**EXERCISE TASK**
Put the material that starts with the line containing "Find all labels, buttons, inputs, and" and ends with the line containing "- table-header-cell: 2年期: [586, 94, 700, 180]" into a JSON list of strings, one string per line and no blank lines. Include both of those lines and nothing outside that range.

**DATA SECTION**

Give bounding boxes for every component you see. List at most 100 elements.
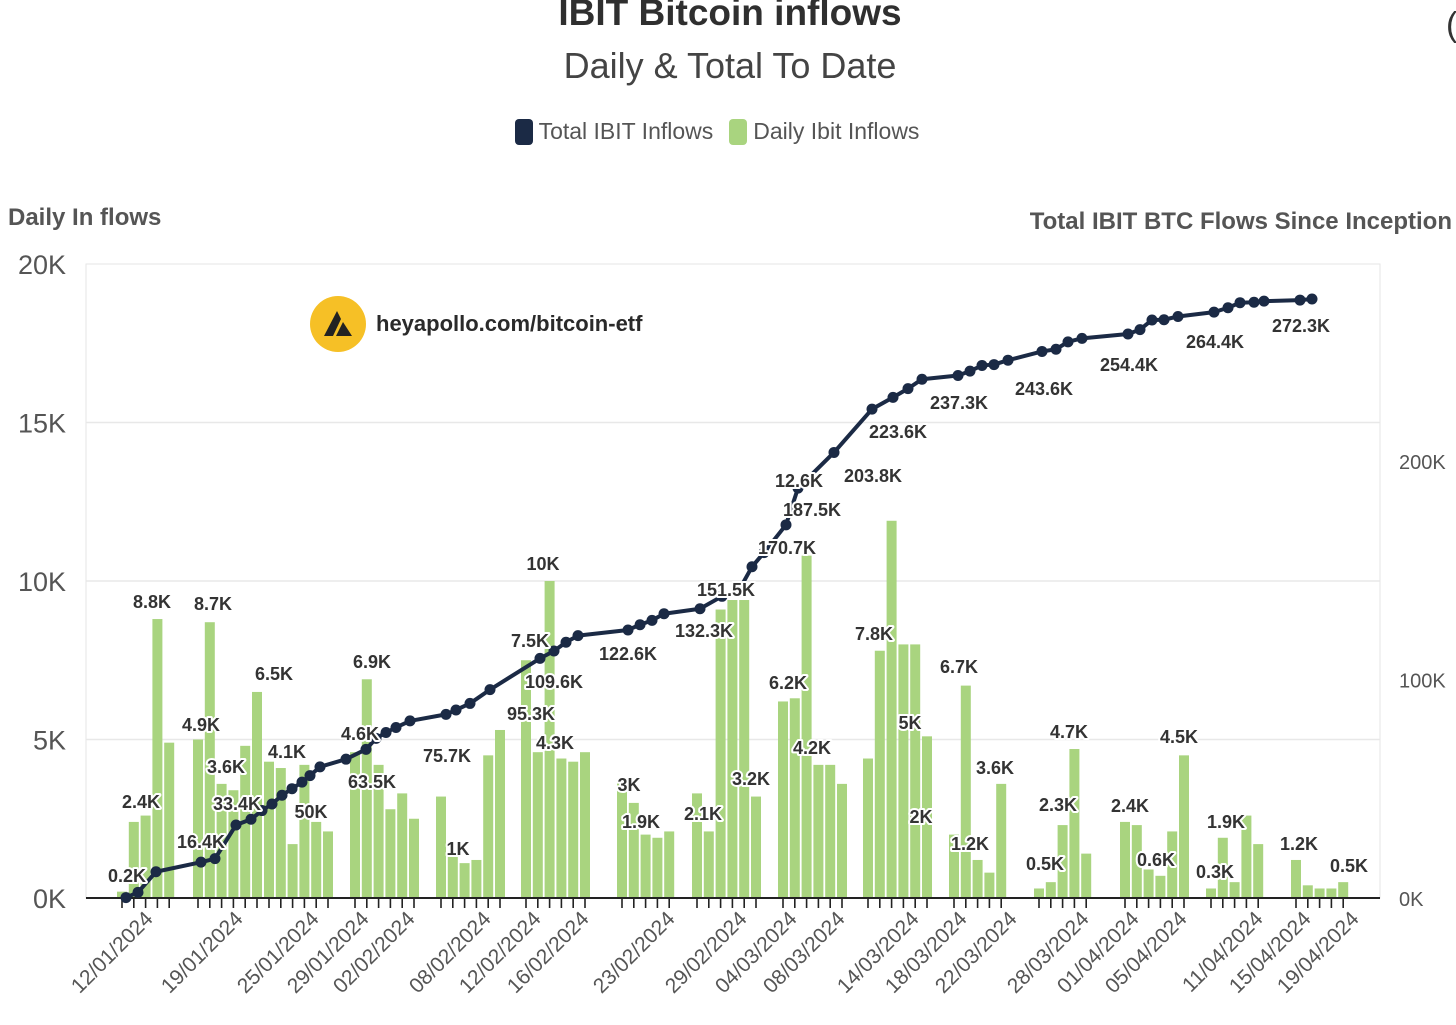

---

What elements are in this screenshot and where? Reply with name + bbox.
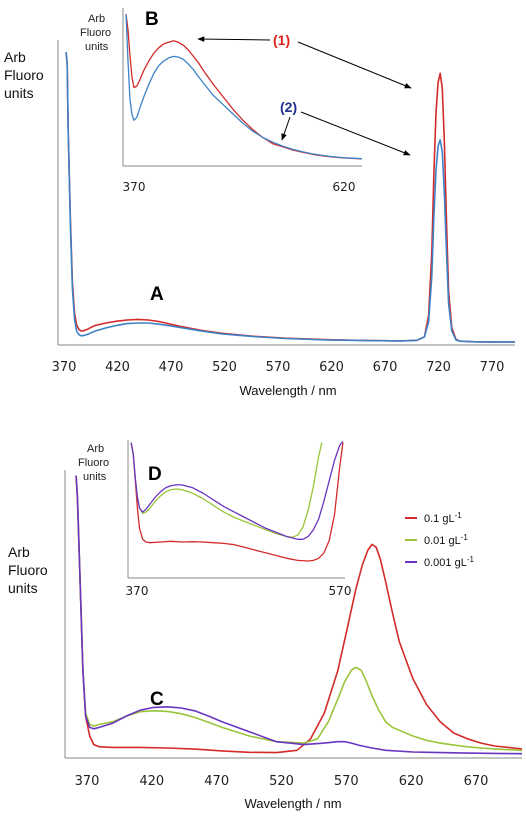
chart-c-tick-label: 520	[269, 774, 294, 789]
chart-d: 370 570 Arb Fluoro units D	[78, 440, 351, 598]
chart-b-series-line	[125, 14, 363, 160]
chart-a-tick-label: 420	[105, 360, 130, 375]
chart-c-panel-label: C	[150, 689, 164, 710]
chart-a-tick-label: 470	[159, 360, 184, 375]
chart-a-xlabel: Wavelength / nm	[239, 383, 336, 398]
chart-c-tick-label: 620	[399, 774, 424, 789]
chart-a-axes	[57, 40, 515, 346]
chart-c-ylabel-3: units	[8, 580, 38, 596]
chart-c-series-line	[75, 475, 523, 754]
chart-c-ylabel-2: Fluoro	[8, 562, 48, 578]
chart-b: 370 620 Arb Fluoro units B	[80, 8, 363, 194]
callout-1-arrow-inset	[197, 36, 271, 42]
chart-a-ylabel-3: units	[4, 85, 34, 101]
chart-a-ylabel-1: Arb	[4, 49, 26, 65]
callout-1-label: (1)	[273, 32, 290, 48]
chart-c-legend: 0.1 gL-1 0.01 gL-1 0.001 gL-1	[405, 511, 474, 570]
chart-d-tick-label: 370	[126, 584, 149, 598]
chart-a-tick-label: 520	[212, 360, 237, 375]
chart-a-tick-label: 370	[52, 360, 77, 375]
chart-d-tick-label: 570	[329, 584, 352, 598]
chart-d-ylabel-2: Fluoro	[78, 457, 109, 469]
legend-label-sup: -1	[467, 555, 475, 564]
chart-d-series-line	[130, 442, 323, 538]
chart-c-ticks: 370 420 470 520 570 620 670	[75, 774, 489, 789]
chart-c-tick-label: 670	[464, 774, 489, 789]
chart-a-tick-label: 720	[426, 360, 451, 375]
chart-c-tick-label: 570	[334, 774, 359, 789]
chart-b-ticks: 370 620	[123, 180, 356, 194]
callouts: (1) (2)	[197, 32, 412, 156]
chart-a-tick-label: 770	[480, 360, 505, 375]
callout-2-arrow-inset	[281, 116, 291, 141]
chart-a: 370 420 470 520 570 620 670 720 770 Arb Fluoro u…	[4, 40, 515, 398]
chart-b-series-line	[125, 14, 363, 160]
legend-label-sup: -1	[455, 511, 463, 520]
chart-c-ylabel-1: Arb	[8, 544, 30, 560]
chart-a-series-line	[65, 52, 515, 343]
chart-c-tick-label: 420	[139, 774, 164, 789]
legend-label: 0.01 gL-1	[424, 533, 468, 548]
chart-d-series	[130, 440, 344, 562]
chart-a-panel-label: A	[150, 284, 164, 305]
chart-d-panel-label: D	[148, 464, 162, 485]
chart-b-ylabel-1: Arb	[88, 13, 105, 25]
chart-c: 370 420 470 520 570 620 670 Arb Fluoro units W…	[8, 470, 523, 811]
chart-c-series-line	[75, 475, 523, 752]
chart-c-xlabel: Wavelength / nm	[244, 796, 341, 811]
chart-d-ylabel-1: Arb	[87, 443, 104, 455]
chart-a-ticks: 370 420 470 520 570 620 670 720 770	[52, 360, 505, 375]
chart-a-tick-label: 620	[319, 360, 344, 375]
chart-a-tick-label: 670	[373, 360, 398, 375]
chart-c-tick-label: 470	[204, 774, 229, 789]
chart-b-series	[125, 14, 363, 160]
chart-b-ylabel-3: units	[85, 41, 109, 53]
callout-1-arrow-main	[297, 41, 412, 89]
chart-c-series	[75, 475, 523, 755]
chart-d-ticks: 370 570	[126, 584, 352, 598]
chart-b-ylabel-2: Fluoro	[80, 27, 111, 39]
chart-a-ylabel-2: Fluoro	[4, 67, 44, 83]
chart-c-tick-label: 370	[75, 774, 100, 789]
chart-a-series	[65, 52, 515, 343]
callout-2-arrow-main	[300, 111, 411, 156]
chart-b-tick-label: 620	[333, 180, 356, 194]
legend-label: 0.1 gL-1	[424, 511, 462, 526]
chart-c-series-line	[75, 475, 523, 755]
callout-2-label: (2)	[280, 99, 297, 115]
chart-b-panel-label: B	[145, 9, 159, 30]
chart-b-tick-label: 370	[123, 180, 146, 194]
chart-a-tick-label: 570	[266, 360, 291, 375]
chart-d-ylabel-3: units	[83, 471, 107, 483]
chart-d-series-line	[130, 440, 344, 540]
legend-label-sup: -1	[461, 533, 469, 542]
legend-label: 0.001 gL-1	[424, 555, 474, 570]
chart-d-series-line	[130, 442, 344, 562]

...

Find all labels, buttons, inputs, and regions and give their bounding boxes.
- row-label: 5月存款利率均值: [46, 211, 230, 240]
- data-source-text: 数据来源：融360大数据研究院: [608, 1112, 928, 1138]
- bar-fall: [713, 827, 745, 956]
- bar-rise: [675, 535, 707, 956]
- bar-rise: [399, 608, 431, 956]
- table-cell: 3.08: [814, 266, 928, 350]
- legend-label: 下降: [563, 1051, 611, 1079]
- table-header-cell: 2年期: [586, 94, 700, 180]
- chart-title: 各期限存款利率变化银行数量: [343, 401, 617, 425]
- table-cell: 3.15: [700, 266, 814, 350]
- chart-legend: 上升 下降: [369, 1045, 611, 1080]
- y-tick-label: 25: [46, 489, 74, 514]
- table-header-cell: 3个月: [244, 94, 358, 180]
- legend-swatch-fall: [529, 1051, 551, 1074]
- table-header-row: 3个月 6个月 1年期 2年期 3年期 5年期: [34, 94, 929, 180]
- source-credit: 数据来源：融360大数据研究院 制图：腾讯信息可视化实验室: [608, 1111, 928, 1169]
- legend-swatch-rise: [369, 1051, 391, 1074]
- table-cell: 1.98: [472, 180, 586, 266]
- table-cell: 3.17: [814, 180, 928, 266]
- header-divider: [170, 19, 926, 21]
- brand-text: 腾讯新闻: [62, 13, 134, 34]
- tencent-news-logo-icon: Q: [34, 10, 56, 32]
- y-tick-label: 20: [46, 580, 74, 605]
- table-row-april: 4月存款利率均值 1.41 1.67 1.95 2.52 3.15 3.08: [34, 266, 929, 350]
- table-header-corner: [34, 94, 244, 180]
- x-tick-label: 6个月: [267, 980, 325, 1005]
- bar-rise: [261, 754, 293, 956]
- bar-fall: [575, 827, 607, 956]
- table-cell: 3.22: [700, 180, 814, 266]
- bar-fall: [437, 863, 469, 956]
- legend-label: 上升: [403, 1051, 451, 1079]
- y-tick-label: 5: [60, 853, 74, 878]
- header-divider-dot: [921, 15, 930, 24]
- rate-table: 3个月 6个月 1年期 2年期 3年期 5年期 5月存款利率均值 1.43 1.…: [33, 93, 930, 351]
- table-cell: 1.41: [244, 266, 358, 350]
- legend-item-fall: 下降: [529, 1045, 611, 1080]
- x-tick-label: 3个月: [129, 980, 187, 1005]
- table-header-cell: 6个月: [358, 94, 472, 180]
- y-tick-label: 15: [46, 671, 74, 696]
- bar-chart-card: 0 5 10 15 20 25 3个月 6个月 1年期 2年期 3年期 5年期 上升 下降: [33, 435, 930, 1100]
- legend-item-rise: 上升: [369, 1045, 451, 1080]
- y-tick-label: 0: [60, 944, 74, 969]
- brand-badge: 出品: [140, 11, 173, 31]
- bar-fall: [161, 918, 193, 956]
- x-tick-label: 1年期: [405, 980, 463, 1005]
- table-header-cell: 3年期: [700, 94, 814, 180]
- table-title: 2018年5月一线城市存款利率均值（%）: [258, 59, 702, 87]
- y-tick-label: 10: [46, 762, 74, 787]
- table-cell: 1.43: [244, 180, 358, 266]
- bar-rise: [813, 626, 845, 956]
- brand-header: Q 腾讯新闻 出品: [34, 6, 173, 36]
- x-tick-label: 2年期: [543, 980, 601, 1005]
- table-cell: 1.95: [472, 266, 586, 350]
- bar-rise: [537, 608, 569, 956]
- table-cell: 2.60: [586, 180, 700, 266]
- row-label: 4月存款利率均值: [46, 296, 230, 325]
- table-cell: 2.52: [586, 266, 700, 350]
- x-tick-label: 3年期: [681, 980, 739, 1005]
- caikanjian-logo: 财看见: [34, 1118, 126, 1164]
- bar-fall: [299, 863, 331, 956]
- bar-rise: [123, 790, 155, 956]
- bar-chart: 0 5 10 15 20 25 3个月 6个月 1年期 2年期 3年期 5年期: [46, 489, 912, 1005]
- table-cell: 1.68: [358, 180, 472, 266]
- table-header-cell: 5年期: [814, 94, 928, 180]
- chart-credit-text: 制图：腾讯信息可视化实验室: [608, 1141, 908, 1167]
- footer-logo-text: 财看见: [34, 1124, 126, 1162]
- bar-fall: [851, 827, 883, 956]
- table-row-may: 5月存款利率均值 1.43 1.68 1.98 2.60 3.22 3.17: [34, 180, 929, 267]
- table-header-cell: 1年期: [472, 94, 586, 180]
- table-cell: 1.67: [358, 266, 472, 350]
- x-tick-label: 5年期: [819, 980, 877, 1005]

**TASK SOLUTION**
[
  "Find all labels, buttons, inputs, and regions and give their bounding boxes.",
  "- row-label: 5月存款利率均值: [46, 211, 230, 240]",
  "- data-source-text: 数据来源：融360大数据研究院: [608, 1112, 928, 1138]",
  "- bar-fall: [713, 827, 745, 956]",
  "- bar-rise: [675, 535, 707, 956]",
  "- bar-rise: [399, 608, 431, 956]",
  "- table-cell: 3.08: [814, 266, 928, 350]",
  "- legend-label: 下降: [563, 1051, 611, 1079]",
  "- table-header-cell: 2年期: [586, 94, 700, 180]"
]